## start SUPPLIED MATERIAL
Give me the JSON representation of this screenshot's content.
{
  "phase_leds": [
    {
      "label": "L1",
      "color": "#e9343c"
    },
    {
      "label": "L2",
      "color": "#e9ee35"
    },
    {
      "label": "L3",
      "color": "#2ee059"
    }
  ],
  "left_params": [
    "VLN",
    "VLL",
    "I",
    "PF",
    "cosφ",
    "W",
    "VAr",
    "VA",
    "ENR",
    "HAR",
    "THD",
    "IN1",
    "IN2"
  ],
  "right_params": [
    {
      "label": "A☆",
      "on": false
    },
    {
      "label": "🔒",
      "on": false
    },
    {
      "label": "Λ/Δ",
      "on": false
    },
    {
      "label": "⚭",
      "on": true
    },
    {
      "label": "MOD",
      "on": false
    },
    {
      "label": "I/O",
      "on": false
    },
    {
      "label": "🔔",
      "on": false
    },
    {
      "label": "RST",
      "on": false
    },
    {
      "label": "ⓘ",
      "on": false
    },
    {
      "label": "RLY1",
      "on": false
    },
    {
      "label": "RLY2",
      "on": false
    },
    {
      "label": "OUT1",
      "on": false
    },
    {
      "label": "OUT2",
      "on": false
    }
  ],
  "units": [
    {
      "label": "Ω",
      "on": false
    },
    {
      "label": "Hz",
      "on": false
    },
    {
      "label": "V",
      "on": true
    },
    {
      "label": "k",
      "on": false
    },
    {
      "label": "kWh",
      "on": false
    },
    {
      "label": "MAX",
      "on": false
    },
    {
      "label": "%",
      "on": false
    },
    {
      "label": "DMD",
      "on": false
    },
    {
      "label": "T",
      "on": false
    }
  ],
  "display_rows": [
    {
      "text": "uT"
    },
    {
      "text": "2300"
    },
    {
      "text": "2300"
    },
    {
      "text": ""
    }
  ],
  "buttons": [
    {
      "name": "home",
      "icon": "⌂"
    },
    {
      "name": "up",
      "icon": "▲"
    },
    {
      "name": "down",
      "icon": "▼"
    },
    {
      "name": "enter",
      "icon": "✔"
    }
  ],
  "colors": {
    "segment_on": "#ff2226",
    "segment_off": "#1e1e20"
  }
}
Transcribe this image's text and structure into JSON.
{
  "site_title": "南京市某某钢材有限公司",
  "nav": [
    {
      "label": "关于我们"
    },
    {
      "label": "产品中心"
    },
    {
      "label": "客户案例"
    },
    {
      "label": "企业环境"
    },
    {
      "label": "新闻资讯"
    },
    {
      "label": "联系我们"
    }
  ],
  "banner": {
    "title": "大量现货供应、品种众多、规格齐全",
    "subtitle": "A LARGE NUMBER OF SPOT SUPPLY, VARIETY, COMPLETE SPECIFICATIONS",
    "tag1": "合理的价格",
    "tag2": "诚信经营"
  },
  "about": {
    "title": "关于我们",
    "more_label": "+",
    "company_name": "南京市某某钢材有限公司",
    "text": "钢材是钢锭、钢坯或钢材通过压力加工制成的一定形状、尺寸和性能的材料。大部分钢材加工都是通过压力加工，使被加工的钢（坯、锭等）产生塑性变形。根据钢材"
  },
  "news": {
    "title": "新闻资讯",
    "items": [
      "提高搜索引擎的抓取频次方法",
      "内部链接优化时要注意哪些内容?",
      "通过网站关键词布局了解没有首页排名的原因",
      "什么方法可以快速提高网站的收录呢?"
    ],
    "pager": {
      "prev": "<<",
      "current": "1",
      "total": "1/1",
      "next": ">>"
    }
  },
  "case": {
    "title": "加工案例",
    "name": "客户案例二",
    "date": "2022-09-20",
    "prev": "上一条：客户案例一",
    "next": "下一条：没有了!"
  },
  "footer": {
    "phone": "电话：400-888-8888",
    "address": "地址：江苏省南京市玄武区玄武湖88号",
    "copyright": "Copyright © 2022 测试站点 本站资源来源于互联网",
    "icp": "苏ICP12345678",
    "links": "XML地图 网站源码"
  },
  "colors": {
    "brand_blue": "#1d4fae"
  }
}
## end SUPPLIED MATERIAL
[INSTRUCTIONS FOR THE TASK] Transcribe the data above in full, exactly.

[OUTPUT]
Give me the JSON representation of this screenshot's content.
{
  "phase_leds": [
    {
      "label": "L1",
      "color": "#e9343c"
    },
    {
      "label": "L2",
      "color": "#e9ee35"
    },
    {
      "label": "L3",
      "color": "#2ee059"
    }
  ],
  "left_params": [
    "VLN",
    "VLL",
    "I",
    "PF",
    "cosφ",
    "W",
    "VAr",
    "VA",
    "ENR",
    "HAR",
    "THD",
    "IN1",
    "IN2"
  ],
  "right_params": [
    {
      "label": "A☆",
      "on": false
    },
    {
      "label": "🔒",
      "on": false
    },
    {
      "label": "Λ/Δ",
      "on": false
    },
    {
      "label": "⚭",
      "on": true
    },
    {
      "label": "MOD",
      "on": false
    },
    {
      "label": "I/O",
      "on": false
    },
    {
      "label": "🔔",
      "on": false
    },
    {
      "label": "RST",
      "on": false
    },
    {
      "label": "ⓘ",
      "on": false
    },
    {
      "label": "RLY1",
      "on": false
    },
    {
      "label": "RLY2",
      "on": false
    },
    {
      "label": "OUT1",
      "on": false
    },
    {
      "label": "OUT2",
      "on": false
    }
  ],
  "units": [
    {
      "label": "Ω",
      "on": false
    },
    {
      "label": "Hz",
      "on": false
    },
    {
      "label": "V",
      "on": true
    },
    {
      "label": "k",
      "on": false
    },
    {
      "label": "kWh",
      "on": false
    },
    {
      "label": "MAX",
      "on": false
    },
    {
      "label": "%",
      "on": false
    },
    {
      "label": "DMD",
      "on": false
    },
    {
      "label": "T",
      "on": false
    }
  ],
  "display_rows": [
    {
      "text": "uT"
    },
    {
      "text": "2300"
    },
    {
      "text": "2300"
    },
    {
      "text": ""
    }
  ],
  "buttons": [
    {
      "name": "home",
      "icon": "⌂"
    },
    {
      "name": "up",
      "icon": "▲"
    },
    {
      "name": "down",
      "icon": "▼"
    },
    {
      "name": "enter",
      "icon": "✔"
    }
  ],
  "colors": {
    "segment_on": "#ff2226",
    "segment_off": "#1e1e20"
  }
}
Transcribe this image's text and structure into JSON.
{
  "site_title": "南京市某某钢材有限公司",
  "nav": [
    {
      "label": "关于我们"
    },
    {
      "label": "产品中心"
    },
    {
      "label": "客户案例"
    },
    {
      "label": "企业环境"
    },
    {
      "label": "新闻资讯"
    },
    {
      "label": "联系我们"
    }
  ],
  "banner": {
    "title": "大量现货供应、品种众多、规格齐全",
    "subtitle": "A LARGE NUMBER OF SPOT SUPPLY, VARIETY, COMPLETE SPECIFICATIONS",
    "tag1": "合理的价格",
    "tag2": "诚信经营"
  },
  "about": {
    "title": "关于我们",
    "more_label": "+",
    "company_name": "南京市某某钢材有限公司",
    "text": "钢材是钢锭、钢坯或钢材通过压力加工制成的一定形状、尺寸和性能的材料。大部分钢材加工都是通过压力加工，使被加工的钢（坯、锭等）产生塑性变形。根据钢材"
  },
  "news": {
    "title": "新闻资讯",
    "items": [
      "提高搜索引擎的抓取频次方法",
      "内部链接优化时要注意哪些内容?",
      "通过网站关键词布局了解没有首页排名的原因",
      "什么方法可以快速提高网站的收录呢?"
    ],
    "pager": {
      "prev": "<<",
      "current": "1",
      "total": "1/1",
      "next": ">>"
    }
  },
  "case": {
    "title": "加工案例",
    "name": "客户案例二",
    "date": "2022-09-20",
    "prev": "上一条：客户案例一",
    "next": "下一条：没有了!"
  },
  "footer": {
    "phone": "电话：400-888-8888",
    "address": "地址：江苏省南京市玄武区玄武湖88号",
    "copyright": "Copyright © 2022 测试站点 本站资源来源于互联网",
    "icp": "苏ICP12345678",
    "links": "XML地图 网站源码"
  },
  "colors": {
    "brand_blue": "#1d4fae"
  }
}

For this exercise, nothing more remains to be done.